— Begin Stored records —
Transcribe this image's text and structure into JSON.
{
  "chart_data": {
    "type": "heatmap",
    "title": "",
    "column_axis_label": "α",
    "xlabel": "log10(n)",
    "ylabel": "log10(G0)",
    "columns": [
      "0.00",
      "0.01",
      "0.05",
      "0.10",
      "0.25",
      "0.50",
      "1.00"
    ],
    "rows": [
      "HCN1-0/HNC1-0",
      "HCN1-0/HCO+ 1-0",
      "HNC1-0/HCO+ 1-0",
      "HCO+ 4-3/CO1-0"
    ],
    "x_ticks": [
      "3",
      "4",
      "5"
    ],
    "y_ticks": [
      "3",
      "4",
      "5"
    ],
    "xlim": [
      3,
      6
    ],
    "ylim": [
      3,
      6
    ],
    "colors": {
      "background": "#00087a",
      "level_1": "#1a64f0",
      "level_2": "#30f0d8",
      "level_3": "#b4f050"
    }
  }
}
— End Stored records —
Problem description: Every line above should be written out again exactly as it stands.

Written solution:
Transcribe this image's text and structure into JSON.
{
  "chart_data": {
    "type": "heatmap",
    "title": "",
    "column_axis_label": "α",
    "xlabel": "log10(n)",
    "ylabel": "log10(G0)",
    "columns": [
      "0.00",
      "0.01",
      "0.05",
      "0.10",
      "0.25",
      "0.50",
      "1.00"
    ],
    "rows": [
      "HCN1-0/HNC1-0",
      "HCN1-0/HCO+ 1-0",
      "HNC1-0/HCO+ 1-0",
      "HCO+ 4-3/CO1-0"
    ],
    "x_ticks": [
      "3",
      "4",
      "5"
    ],
    "y_ticks": [
      "3",
      "4",
      "5"
    ],
    "xlim": [
      3,
      6
    ],
    "ylim": [
      3,
      6
    ],
    "colors": {
      "background": "#00087a",
      "level_1": "#1a64f0",
      "level_2": "#30f0d8",
      "level_3": "#b4f050"
    }
  }
}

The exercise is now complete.